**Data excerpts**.
* * * * * * *

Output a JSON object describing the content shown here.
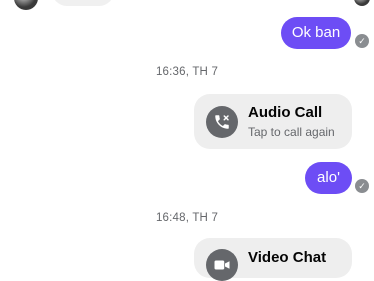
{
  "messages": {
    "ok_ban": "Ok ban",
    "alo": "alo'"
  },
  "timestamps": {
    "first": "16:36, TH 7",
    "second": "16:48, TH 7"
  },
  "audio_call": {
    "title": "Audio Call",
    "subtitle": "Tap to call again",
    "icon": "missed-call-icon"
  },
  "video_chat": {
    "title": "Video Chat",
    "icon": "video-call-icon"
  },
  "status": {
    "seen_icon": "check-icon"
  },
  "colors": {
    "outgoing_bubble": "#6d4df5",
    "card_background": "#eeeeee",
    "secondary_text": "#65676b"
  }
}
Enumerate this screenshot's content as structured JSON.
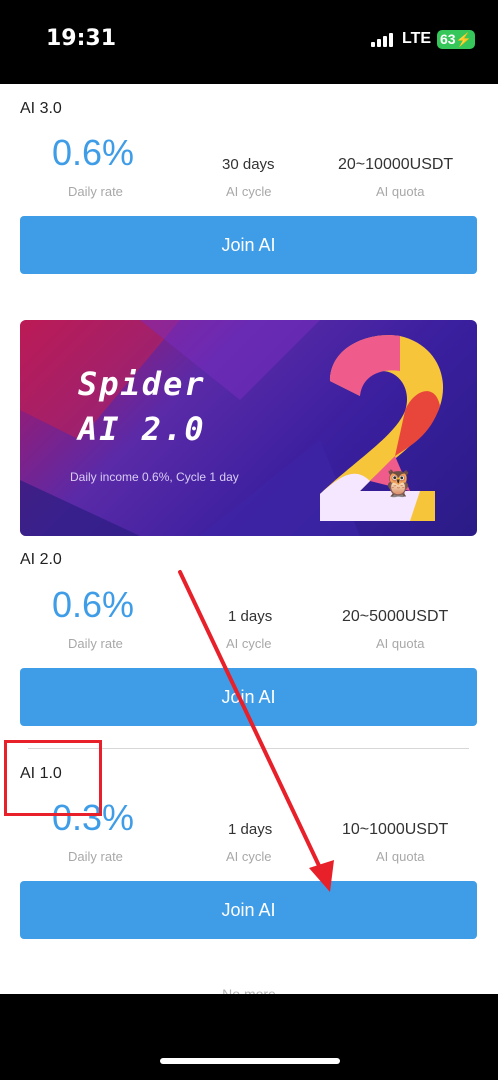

* * * * * * *

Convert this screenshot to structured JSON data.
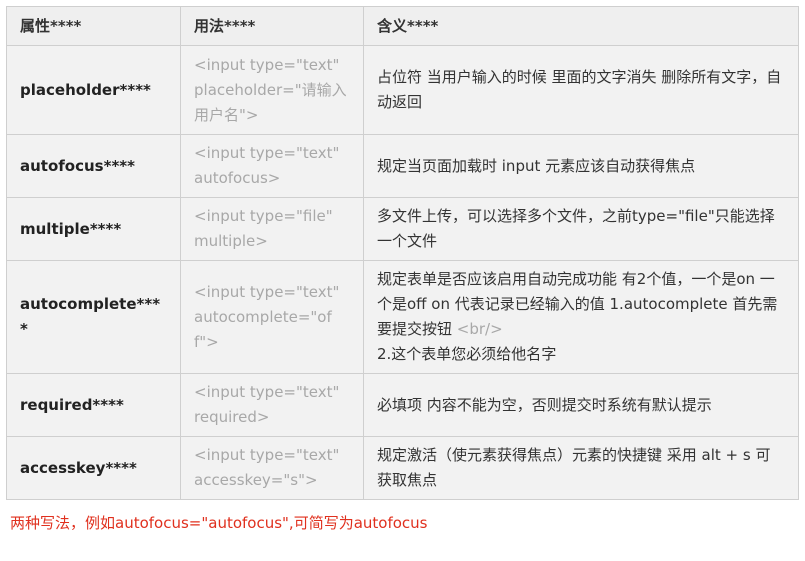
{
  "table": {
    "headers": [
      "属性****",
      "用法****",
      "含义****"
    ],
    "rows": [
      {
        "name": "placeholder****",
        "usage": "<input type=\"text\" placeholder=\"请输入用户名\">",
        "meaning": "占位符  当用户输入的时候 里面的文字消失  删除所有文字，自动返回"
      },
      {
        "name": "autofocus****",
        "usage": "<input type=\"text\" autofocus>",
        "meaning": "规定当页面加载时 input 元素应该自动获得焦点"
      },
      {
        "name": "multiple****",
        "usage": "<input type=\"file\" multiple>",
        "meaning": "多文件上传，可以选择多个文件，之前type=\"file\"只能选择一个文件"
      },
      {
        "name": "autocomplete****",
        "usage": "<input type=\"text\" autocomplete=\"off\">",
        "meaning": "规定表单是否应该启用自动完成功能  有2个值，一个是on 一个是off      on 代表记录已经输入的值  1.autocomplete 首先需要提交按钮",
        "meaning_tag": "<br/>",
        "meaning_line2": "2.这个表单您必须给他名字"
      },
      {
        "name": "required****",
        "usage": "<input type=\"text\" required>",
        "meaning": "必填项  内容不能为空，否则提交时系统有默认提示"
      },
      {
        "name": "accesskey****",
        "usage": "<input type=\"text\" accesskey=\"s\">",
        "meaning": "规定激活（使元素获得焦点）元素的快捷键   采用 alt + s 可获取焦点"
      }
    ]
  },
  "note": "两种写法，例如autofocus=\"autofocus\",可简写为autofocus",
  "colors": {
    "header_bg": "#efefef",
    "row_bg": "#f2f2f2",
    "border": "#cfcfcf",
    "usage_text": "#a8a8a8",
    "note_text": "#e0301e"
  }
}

* * * * * * *

**GIVEN EXERCISE**.
Extract the stretch of lines that begins at the line with "Output a JSON" and ends at the line with "Enumerate this screenshot's", inclusive. Omit every picture.

**OUTPUT OF THE EXERCISE**.
Output a JSON object describing the content shown here.
{
  "messages": {
    "ok_ban": "Ok ban",
    "alo": "alo'"
  },
  "timestamps": {
    "first": "16:36, TH 7",
    "second": "16:48, TH 7"
  },
  "audio_call": {
    "title": "Audio Call",
    "subtitle": "Tap to call again",
    "icon": "missed-call-icon"
  },
  "video_chat": {
    "title": "Video Chat",
    "icon": "video-call-icon"
  },
  "status": {
    "seen_icon": "check-icon"
  },
  "colors": {
    "outgoing_bubble": "#6d4df5",
    "card_background": "#eeeeee",
    "secondary_text": "#65676b"
  }
}
Enumerate this screenshot's content as structured JSON.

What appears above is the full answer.